### Collection entries:
+ + + + +

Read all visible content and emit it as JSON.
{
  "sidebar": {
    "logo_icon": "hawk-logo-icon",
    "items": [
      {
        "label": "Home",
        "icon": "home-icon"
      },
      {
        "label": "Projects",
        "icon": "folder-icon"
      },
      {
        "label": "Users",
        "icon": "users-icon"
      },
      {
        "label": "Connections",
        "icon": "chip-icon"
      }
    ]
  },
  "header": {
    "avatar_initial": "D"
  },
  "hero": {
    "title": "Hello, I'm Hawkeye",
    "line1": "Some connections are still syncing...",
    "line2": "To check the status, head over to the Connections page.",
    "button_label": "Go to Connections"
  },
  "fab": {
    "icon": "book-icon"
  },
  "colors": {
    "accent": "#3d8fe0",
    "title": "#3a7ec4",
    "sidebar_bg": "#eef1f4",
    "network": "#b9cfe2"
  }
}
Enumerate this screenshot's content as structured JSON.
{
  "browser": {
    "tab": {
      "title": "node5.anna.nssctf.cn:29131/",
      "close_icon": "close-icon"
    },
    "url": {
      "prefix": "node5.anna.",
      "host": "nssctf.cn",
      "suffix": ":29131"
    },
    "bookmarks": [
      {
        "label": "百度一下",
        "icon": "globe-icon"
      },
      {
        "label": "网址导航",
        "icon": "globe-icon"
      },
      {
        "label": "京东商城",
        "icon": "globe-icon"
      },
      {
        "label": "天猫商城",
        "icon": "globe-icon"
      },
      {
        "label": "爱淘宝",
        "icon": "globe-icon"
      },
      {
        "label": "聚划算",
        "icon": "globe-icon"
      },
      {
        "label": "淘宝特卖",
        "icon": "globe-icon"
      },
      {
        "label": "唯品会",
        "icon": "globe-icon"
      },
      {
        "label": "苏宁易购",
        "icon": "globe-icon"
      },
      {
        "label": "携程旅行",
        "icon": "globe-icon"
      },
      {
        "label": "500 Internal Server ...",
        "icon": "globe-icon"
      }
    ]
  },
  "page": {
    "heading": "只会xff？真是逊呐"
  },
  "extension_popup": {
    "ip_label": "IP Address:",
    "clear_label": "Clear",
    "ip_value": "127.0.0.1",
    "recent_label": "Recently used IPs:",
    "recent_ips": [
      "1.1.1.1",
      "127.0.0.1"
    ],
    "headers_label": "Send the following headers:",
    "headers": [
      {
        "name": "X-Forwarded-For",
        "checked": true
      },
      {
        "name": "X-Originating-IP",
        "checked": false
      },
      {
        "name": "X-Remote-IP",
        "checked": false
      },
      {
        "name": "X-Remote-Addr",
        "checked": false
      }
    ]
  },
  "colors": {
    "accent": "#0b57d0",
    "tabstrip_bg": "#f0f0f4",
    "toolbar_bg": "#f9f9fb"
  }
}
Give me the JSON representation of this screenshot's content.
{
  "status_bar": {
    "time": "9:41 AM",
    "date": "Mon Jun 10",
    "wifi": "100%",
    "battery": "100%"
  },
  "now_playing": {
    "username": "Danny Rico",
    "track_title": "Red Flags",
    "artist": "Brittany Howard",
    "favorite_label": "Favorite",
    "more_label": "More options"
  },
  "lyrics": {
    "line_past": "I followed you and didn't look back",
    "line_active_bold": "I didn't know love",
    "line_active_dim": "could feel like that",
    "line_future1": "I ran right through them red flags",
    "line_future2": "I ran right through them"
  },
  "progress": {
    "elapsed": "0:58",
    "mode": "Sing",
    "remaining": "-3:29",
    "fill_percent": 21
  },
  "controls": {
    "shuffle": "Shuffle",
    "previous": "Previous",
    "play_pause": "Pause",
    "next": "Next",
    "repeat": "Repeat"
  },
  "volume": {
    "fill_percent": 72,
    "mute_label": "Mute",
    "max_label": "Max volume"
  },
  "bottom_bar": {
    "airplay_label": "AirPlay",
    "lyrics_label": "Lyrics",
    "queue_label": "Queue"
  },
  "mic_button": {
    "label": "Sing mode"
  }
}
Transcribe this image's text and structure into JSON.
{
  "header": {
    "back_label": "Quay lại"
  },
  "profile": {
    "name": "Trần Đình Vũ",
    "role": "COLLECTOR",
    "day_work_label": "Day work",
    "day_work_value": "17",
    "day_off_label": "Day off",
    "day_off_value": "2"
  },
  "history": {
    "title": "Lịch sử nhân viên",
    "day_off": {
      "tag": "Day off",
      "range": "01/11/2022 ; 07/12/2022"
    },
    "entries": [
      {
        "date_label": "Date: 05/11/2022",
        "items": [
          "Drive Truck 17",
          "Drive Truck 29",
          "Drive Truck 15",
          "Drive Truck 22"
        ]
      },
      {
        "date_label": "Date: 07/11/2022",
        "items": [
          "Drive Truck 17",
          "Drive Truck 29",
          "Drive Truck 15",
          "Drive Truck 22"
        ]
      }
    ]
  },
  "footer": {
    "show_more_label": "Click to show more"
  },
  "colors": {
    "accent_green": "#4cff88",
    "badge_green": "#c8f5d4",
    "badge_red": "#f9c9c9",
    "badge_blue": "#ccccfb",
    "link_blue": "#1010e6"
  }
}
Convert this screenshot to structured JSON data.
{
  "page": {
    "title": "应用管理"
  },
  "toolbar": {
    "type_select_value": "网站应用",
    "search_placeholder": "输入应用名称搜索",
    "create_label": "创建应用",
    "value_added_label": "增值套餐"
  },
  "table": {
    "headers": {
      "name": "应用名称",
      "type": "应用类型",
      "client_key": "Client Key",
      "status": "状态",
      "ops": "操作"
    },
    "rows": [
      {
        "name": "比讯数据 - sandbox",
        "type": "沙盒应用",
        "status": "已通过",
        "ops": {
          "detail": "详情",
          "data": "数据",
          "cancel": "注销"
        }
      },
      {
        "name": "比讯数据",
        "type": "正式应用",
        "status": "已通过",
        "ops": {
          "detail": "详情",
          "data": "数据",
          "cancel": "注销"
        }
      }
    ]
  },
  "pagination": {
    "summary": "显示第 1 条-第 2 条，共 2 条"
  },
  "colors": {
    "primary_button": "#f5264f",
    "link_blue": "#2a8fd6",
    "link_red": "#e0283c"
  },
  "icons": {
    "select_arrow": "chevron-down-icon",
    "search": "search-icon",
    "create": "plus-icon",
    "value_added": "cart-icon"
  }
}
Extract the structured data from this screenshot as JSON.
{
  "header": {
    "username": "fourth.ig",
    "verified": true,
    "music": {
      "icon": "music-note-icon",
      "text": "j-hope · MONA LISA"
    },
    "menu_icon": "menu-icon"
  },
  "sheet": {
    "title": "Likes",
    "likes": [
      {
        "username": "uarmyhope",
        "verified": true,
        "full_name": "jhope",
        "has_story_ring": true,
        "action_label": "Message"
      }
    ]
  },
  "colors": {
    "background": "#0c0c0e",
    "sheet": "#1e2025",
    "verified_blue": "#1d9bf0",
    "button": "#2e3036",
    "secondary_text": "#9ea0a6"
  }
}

+ + + + +

### WHAT IS EXPECTED:
Each entry is to be returned in full, character for character.

### ANSWER TO THIS TASK:
Read all visible content and emit it as JSON.
{
  "sidebar": {
    "logo_icon": "hawk-logo-icon",
    "items": [
      {
        "label": "Home",
        "icon": "home-icon"
      },
      {
        "label": "Projects",
        "icon": "folder-icon"
      },
      {
        "label": "Users",
        "icon": "users-icon"
      },
      {
        "label": "Connections",
        "icon": "chip-icon"
      }
    ]
  },
  "header": {
    "avatar_initial": "D"
  },
  "hero": {
    "title": "Hello, I'm Hawkeye",
    "line1": "Some connections are still syncing...",
    "line2": "To check the status, head over to the Connections page.",
    "button_label": "Go to Connections"
  },
  "fab": {
    "icon": "book-icon"
  },
  "colors": {
    "accent": "#3d8fe0",
    "title": "#3a7ec4",
    "sidebar_bg": "#eef1f4",
    "network": "#b9cfe2"
  }
}
Enumerate this screenshot's content as structured JSON.
{
  "browser": {
    "tab": {
      "title": "node5.anna.nssctf.cn:29131/",
      "close_icon": "close-icon"
    },
    "url": {
      "prefix": "node5.anna.",
      "host": "nssctf.cn",
      "suffix": ":29131"
    },
    "bookmarks": [
      {
        "label": "百度一下",
        "icon": "globe-icon"
      },
      {
        "label": "网址导航",
        "icon": "globe-icon"
      },
      {
        "label": "京东商城",
        "icon": "globe-icon"
      },
      {
        "label": "天猫商城",
        "icon": "globe-icon"
      },
      {
        "label": "爱淘宝",
        "icon": "globe-icon"
      },
      {
        "label": "聚划算",
        "icon": "globe-icon"
      },
      {
        "label": "淘宝特卖",
        "icon": "globe-icon"
      },
      {
        "label": "唯品会",
        "icon": "globe-icon"
      },
      {
        "label": "苏宁易购",
        "icon": "globe-icon"
      },
      {
        "label": "携程旅行",
        "icon": "globe-icon"
      },
      {
        "label": "500 Internal Server ...",
        "icon": "globe-icon"
      }
    ]
  },
  "page": {
    "heading": "只会xff？真是逊呐"
  },
  "extension_popup": {
    "ip_label": "IP Address:",
    "clear_label": "Clear",
    "ip_value": "127.0.0.1",
    "recent_label": "Recently used IPs:",
    "recent_ips": [
      "1.1.1.1",
      "127.0.0.1"
    ],
    "headers_label": "Send the following headers:",
    "headers": [
      {
        "name": "X-Forwarded-For",
        "checked": true
      },
      {
        "name": "X-Originating-IP",
        "checked": false
      },
      {
        "name": "X-Remote-IP",
        "checked": false
      },
      {
        "name": "X-Remote-Addr",
        "checked": false
      }
    ]
  },
  "colors": {
    "accent": "#0b57d0",
    "tabstrip_bg": "#f0f0f4",
    "toolbar_bg": "#f9f9fb"
  }
}
Give me the JSON representation of this screenshot's content.
{
  "status_bar": {
    "time": "9:41 AM",
    "date": "Mon Jun 10",
    "wifi": "100%",
    "battery": "100%"
  },
  "now_playing": {
    "username": "Danny Rico",
    "track_title": "Red Flags",
    "artist": "Brittany Howard",
    "favorite_label": "Favorite",
    "more_label": "More options"
  },
  "lyrics": {
    "line_past": "I followed you and didn't look back",
    "line_active_bold": "I didn't know love",
    "line_active_dim": "could feel like that",
    "line_future1": "I ran right through them red flags",
    "line_future2": "I ran right through them"
  },
  "progress": {
    "elapsed": "0:58",
    "mode": "Sing",
    "remaining": "-3:29",
    "fill_percent": 21
  },
  "controls": {
    "shuffle": "Shuffle",
    "previous": "Previous",
    "play_pause": "Pause",
    "next": "Next",
    "repeat": "Repeat"
  },
  "volume": {
    "fill_percent": 72,
    "mute_label": "Mute",
    "max_label": "Max volume"
  },
  "bottom_bar": {
    "airplay_label": "AirPlay",
    "lyrics_label": "Lyrics",
    "queue_label": "Queue"
  },
  "mic_button": {
    "label": "Sing mode"
  }
}
Transcribe this image's text and structure into JSON.
{
  "header": {
    "back_label": "Quay lại"
  },
  "profile": {
    "name": "Trần Đình Vũ",
    "role": "COLLECTOR",
    "day_work_label": "Day work",
    "day_work_value": "17",
    "day_off_label": "Day off",
    "day_off_value": "2"
  },
  "history": {
    "title": "Lịch sử nhân viên",
    "day_off": {
      "tag": "Day off",
      "range": "01/11/2022 ; 07/12/2022"
    },
    "entries": [
      {
        "date_label": "Date: 05/11/2022",
        "items": [
          "Drive Truck 17",
          "Drive Truck 29",
          "Drive Truck 15",
          "Drive Truck 22"
        ]
      },
      {
        "date_label": "Date: 07/11/2022",
        "items": [
          "Drive Truck 17",
          "Drive Truck 29",
          "Drive Truck 15",
          "Drive Truck 22"
        ]
      }
    ]
  },
  "footer": {
    "show_more_label": "Click to show more"
  },
  "colors": {
    "accent_green": "#4cff88",
    "badge_green": "#c8f5d4",
    "badge_red": "#f9c9c9",
    "badge_blue": "#ccccfb",
    "link_blue": "#1010e6"
  }
}
Convert this screenshot to structured JSON data.
{
  "page": {
    "title": "应用管理"
  },
  "toolbar": {
    "type_select_value": "网站应用",
    "search_placeholder": "输入应用名称搜索",
    "create_label": "创建应用",
    "value_added_label": "增值套餐"
  },
  "table": {
    "headers": {
      "name": "应用名称",
      "type": "应用类型",
      "client_key": "Client Key",
      "status": "状态",
      "ops": "操作"
    },
    "rows": [
      {
        "name": "比讯数据 - sandbox",
        "type": "沙盒应用",
        "status": "已通过",
        "ops": {
          "detail": "详情",
          "data": "数据",
          "cancel": "注销"
        }
      },
      {
        "name": "比讯数据",
        "type": "正式应用",
        "status": "已通过",
        "ops": {
          "detail": "详情",
          "data": "数据",
          "cancel": "注销"
        }
      }
    ]
  },
  "pagination": {
    "summary": "显示第 1 条-第 2 条，共 2 条"
  },
  "colors": {
    "primary_button": "#f5264f",
    "link_blue": "#2a8fd6",
    "link_red": "#e0283c"
  },
  "icons": {
    "select_arrow": "chevron-down-icon",
    "search": "search-icon",
    "create": "plus-icon",
    "value_added": "cart-icon"
  }
}
Extract the structured data from this screenshot as JSON.
{
  "header": {
    "username": "fourth.ig",
    "verified": true,
    "music": {
      "icon": "music-note-icon",
      "text": "j-hope · MONA LISA"
    },
    "menu_icon": "menu-icon"
  },
  "sheet": {
    "title": "Likes",
    "likes": [
      {
        "username": "uarmyhope",
        "verified": true,
        "full_name": "jhope",
        "has_story_ring": true,
        "action_label": "Message"
      }
    ]
  },
  "colors": {
    "background": "#0c0c0e",
    "sheet": "#1e2025",
    "verified_blue": "#1d9bf0",
    "button": "#2e3036",
    "secondary_text": "#9ea0a6"
  }
}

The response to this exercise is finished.